Copy every line of the records below word for word, but leave out the pictures.

Data for this task:
--- --- ---

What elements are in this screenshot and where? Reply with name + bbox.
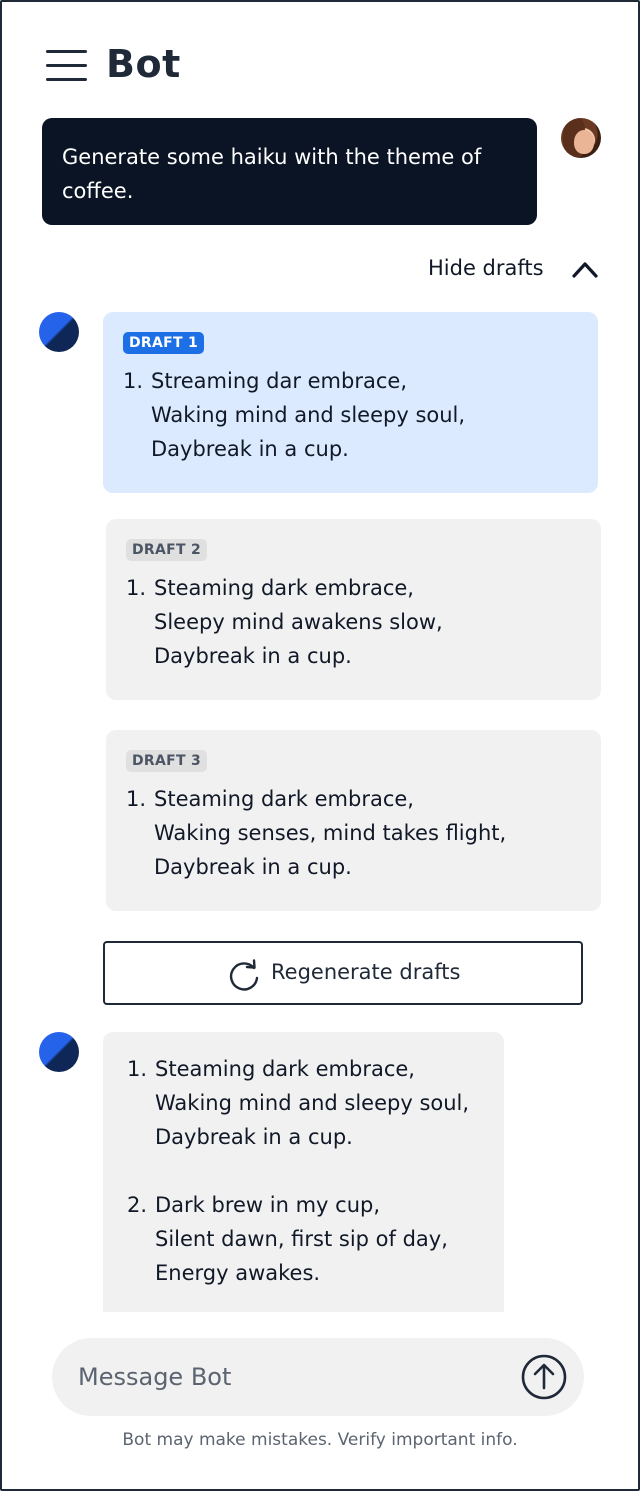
draft-card-1[interactable]: DRAFT 1 1. Streaming dar embrace, Waking… <box>103 312 598 493</box>
list-number: 1. <box>126 576 147 600</box>
poem-line: Dark brew in my cup, <box>155 1193 381 1217</box>
bot-reply: 1. Steaming dark embrace, Waking mind an… <box>103 1032 504 1312</box>
draft-badge: DRAFT 3 <box>126 750 208 772</box>
poem-line: Daybreak in a cup. <box>151 437 349 461</box>
draft-poem: 1. Steaming dark embrace, Sleepy mind aw… <box>126 571 581 673</box>
chevron-up-icon <box>572 262 598 278</box>
draft-badge: DRAFT 2 <box>126 539 208 561</box>
menu-icon[interactable] <box>46 46 88 84</box>
list-item: 1. Steaming dark embrace, Waking mind an… <box>127 1052 480 1154</box>
bot-avatar <box>39 312 79 352</box>
poem-line: Energy awakes. <box>155 1261 321 1285</box>
message-composer <box>52 1338 584 1416</box>
poem-line: Streaming dar embrace, <box>151 369 407 393</box>
draft-poem: 1. Streaming dar embrace, Waking mind an… <box>123 364 578 466</box>
poem-line: Waking mind and sleepy soul, <box>155 1091 470 1115</box>
poem-line: Steaming dark embrace, <box>155 1057 415 1081</box>
menu-bar <box>46 50 87 53</box>
poem-line: Steaming dark embrace, <box>154 787 414 811</box>
disclaimer: Bot may make mistakes. Verify important … <box>122 1430 518 1450</box>
poem-line: Daybreak in a cup. <box>155 1125 353 1149</box>
draft-card-3[interactable]: DRAFT 3 1. Steaming dark embrace, Waking… <box>106 730 601 911</box>
hide-drafts-button[interactable]: Hide drafts <box>420 254 606 286</box>
bot-avatar <box>39 1032 79 1072</box>
avatar-face <box>574 130 594 154</box>
send-arrow-icon[interactable] <box>521 1354 567 1400</box>
regenerate-label: Regenerate drafts <box>271 960 461 984</box>
list-number: 1. <box>127 1057 148 1081</box>
poem-line: Waking senses, mind takes flight, <box>154 821 507 845</box>
user-avatar <box>561 118 601 158</box>
regenerate-drafts-button[interactable]: Regenerate drafts <box>103 941 583 1005</box>
list-item: 2. Dark brew in my cup, Silent dawn, fir… <box>127 1188 480 1290</box>
poem-line: Waking mind and sleepy soul, <box>151 403 466 427</box>
list-number: 1. <box>123 369 144 393</box>
refresh-icon <box>229 959 259 991</box>
menu-bar <box>46 78 87 81</box>
draft-poem: 1. Steaming dark embrace, Waking senses,… <box>126 782 581 884</box>
message-input[interactable] <box>78 1358 498 1396</box>
hide-drafts-label: Hide drafts <box>428 256 544 280</box>
draft-badge: DRAFT 1 <box>123 332 205 354</box>
list-number: 2. <box>127 1193 148 1217</box>
list-number: 1. <box>126 787 147 811</box>
draft-card-2[interactable]: DRAFT 2 1. Steaming dark embrace, Sleepy… <box>106 519 601 700</box>
page-title: Bot <box>106 42 181 86</box>
user-message: Generate some haiku with the theme of co… <box>42 118 537 225</box>
poem-line: Steaming dark embrace, <box>154 576 414 600</box>
menu-bar <box>46 64 87 67</box>
poem-line: Sleepy mind awakens slow, <box>154 610 443 634</box>
poem-line: Daybreak in a cup. <box>154 644 352 668</box>
poem-line: Silent dawn, first sip of day, <box>155 1227 448 1251</box>
poem-line: Daybreak in a cup. <box>154 855 352 879</box>
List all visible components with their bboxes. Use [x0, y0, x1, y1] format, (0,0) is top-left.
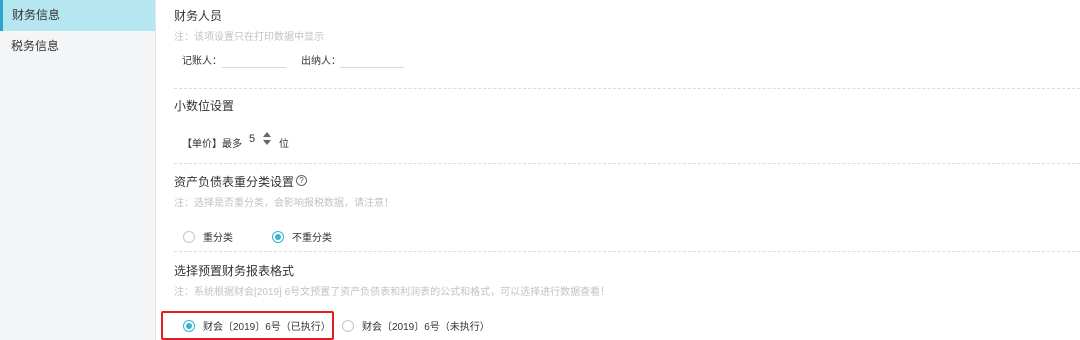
radio-reclassify[interactable]: 重分类	[183, 229, 233, 244]
radio-label: 重分类	[203, 233, 233, 244]
finance-staff-note: 注：该项设置只在打印数据中显示	[174, 32, 324, 43]
sidebar: 财务信息 税务信息	[0, 0, 156, 340]
stepper-up-icon[interactable]	[263, 132, 271, 137]
radio-no-reclassify[interactable]: 不重分类	[272, 229, 332, 244]
divider	[174, 163, 1080, 164]
question-circle-icon[interactable]: ?	[296, 175, 307, 186]
bookkeeper-input[interactable]	[222, 54, 286, 68]
finance-staff-title: 财务人员	[174, 9, 223, 23]
report-format-note: 注：系统根据财会[2019] 6号文预置了资产负债表和利润表的公式和格式，可以选…	[174, 287, 611, 298]
decimal-title: 小数位设置	[174, 99, 235, 113]
decimal-stepper[interactable]	[262, 131, 272, 147]
radio-label: 财会〔2019〕6号（未执行）	[362, 322, 490, 333]
main-content: 财务人员 注：该项设置只在打印数据中显示 记账人： 出纳人： 小数位设置 【单价…	[156, 0, 1080, 340]
reclass-title: 资产负债表重分类设置	[174, 175, 295, 189]
divider	[174, 251, 1080, 252]
radio-format-not-executed[interactable]: 财会〔2019〕6号（未执行）	[342, 318, 490, 333]
decimal-unit-label: 位	[279, 139, 289, 150]
bookkeeper-label: 记账人：	[182, 56, 222, 67]
cashier-input[interactable]	[340, 54, 404, 68]
stepper-down-icon[interactable]	[263, 140, 271, 145]
radio-circle[interactable]	[183, 230, 195, 243]
reclass-note: 注：选择是否重分类，会影响报税数据，请注意！	[174, 198, 394, 209]
radio-circle[interactable]	[342, 319, 354, 332]
sidebar-item-finance-info[interactable]: 财务信息	[0, 0, 155, 31]
report-format-title: 选择预置财务报表格式	[174, 264, 295, 278]
radio-label: 不重分类	[292, 233, 332, 244]
radio-circle-checked[interactable]	[272, 230, 284, 243]
divider	[174, 88, 1080, 89]
highlight-annotation-box	[161, 311, 334, 340]
unit-price-max-label: 【单价】最多	[182, 139, 242, 150]
cashier-label: 出纳人：	[301, 56, 341, 67]
sidebar-item-tax-info[interactable]: 税务信息	[0, 31, 155, 62]
decimal-places-value[interactable]: 5	[249, 133, 255, 145]
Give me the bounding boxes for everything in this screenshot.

--- --- ---

Final answer:
What elements are in this screenshot and where? Reply with name + bbox.
draft-card-1[interactable]: DRAFT 1 1. Streaming dar embrace, Waking… <box>103 312 598 493</box>
list-number: 1. <box>126 576 147 600</box>
poem-line: Dark brew in my cup, <box>155 1193 381 1217</box>
bot-reply: 1. Steaming dark embrace, Waking mind an… <box>103 1032 504 1312</box>
draft-badge: DRAFT 3 <box>126 750 208 772</box>
poem-line: Daybreak in a cup. <box>151 437 349 461</box>
draft-poem: 1. Steaming dark embrace, Sleepy mind aw… <box>126 571 581 673</box>
chevron-up-icon <box>572 262 598 278</box>
draft-badge: DRAFT 2 <box>126 539 208 561</box>
menu-icon[interactable] <box>46 46 88 84</box>
list-item: 1. Steaming dark embrace, Waking mind an… <box>127 1052 480 1154</box>
bot-avatar <box>39 312 79 352</box>
poem-line: Energy awakes. <box>155 1261 321 1285</box>
message-composer <box>52 1338 584 1416</box>
poem-line: Streaming dar embrace, <box>151 369 407 393</box>
draft-poem: 1. Streaming dar embrace, Waking mind an… <box>123 364 578 466</box>
poem-line: Waking mind and sleepy soul, <box>155 1091 470 1115</box>
poem-line: Steaming dark embrace, <box>155 1057 415 1081</box>
menu-bar <box>46 50 87 53</box>
poem-line: Steaming dark embrace, <box>154 787 414 811</box>
disclaimer: Bot may make mistakes. Verify important … <box>122 1430 518 1450</box>
poem-line: Daybreak in a cup. <box>155 1125 353 1149</box>
draft-card-3[interactable]: DRAFT 3 1. Steaming dark embrace, Waking… <box>106 730 601 911</box>
hide-drafts-button[interactable]: Hide drafts <box>420 254 606 286</box>
bot-avatar <box>39 1032 79 1072</box>
avatar-face <box>574 130 594 154</box>
send-arrow-icon[interactable] <box>521 1354 567 1400</box>
regenerate-label: Regenerate drafts <box>271 960 461 984</box>
list-number: 1. <box>127 1057 148 1081</box>
poem-line: Waking senses, mind takes flight, <box>154 821 507 845</box>
user-avatar <box>561 118 601 158</box>
regenerate-drafts-button[interactable]: Regenerate drafts <box>103 941 583 1005</box>
list-item: 2. Dark brew in my cup, Silent dawn, fir… <box>127 1188 480 1290</box>
poem-line: Waking mind and sleepy soul, <box>151 403 466 427</box>
list-number: 1. <box>123 369 144 393</box>
refresh-icon <box>229 959 259 991</box>
menu-bar <box>46 78 87 81</box>
draft-poem: 1. Steaming dark embrace, Waking senses,… <box>126 782 581 884</box>
message-input[interactable] <box>78 1358 498 1396</box>
hide-drafts-label: Hide drafts <box>428 256 544 280</box>
draft-badge: DRAFT 1 <box>123 332 205 354</box>
list-number: 2. <box>127 1193 148 1217</box>
list-number: 1. <box>126 787 147 811</box>
draft-card-2[interactable]: DRAFT 2 1. Steaming dark embrace, Sleepy… <box>106 519 601 700</box>
page-title: Bot <box>106 42 181 86</box>
user-message: Generate some haiku with the theme of co… <box>42 118 537 225</box>
poem-line: Steaming dark embrace, <box>154 576 414 600</box>
menu-bar <box>46 64 87 67</box>
poem-line: Sleepy mind awakens slow, <box>154 610 443 634</box>
poem-line: Daybreak in a cup. <box>154 644 352 668</box>
poem-line: Silent dawn, first sip of day, <box>155 1227 448 1251</box>
poem-line: Daybreak in a cup. <box>154 855 352 879</box>
List all visible components with their bboxes. Use [x0, y0, x1, y1] format, (0,0) is top-left.
radio-reclassify[interactable]: 重分类	[183, 229, 233, 244]
radio-label: 重分类	[203, 233, 233, 244]
finance-staff-note: 注：该项设置只在打印数据中显示	[174, 32, 324, 43]
sidebar: 财务信息 税务信息	[0, 0, 156, 340]
stepper-up-icon[interactable]	[263, 132, 271, 137]
radio-no-reclassify[interactable]: 不重分类	[272, 229, 332, 244]
divider	[174, 163, 1080, 164]
question-circle-icon[interactable]: ?	[296, 175, 307, 186]
bookkeeper-input[interactable]	[222, 54, 286, 68]
finance-staff-title: 财务人员	[174, 9, 223, 23]
report-format-note: 注：系统根据财会[2019] 6号文预置了资产负债表和利润表的公式和格式，可以选…	[174, 287, 611, 298]
decimal-title: 小数位设置	[174, 99, 235, 113]
decimal-stepper[interactable]	[262, 131, 272, 147]
radio-label: 财会〔2019〕6号（未执行）	[362, 322, 490, 333]
main-content: 财务人员 注：该项设置只在打印数据中显示 记账人： 出纳人： 小数位设置 【单价…	[156, 0, 1080, 340]
reclass-title: 资产负债表重分类设置	[174, 175, 295, 189]
divider	[174, 251, 1080, 252]
radio-format-not-executed[interactable]: 财会〔2019〕6号（未执行）	[342, 318, 490, 333]
decimal-unit-label: 位	[279, 139, 289, 150]
bookkeeper-label: 记账人：	[182, 56, 222, 67]
cashier-input[interactable]	[340, 54, 404, 68]
stepper-down-icon[interactable]	[263, 140, 271, 145]
radio-circle[interactable]	[183, 230, 195, 243]
reclass-note: 注：选择是否重分类，会影响报税数据，请注意！	[174, 198, 394, 209]
radio-circle[interactable]	[342, 319, 354, 332]
sidebar-item-finance-info[interactable]: 财务信息	[0, 0, 155, 31]
report-format-title: 选择预置财务报表格式	[174, 264, 295, 278]
radio-label: 不重分类	[292, 233, 332, 244]
radio-circle-checked[interactable]	[272, 230, 284, 243]
divider	[174, 88, 1080, 89]
highlight-annotation-box	[161, 311, 334, 340]
unit-price-max-label: 【单价】最多	[182, 139, 242, 150]
cashier-label: 出纳人：	[301, 56, 341, 67]
sidebar-item-tax-info[interactable]: 税务信息	[0, 31, 155, 62]
decimal-places-value[interactable]: 5	[249, 133, 255, 145]
Give me the bounding boxes for everything in this screenshot.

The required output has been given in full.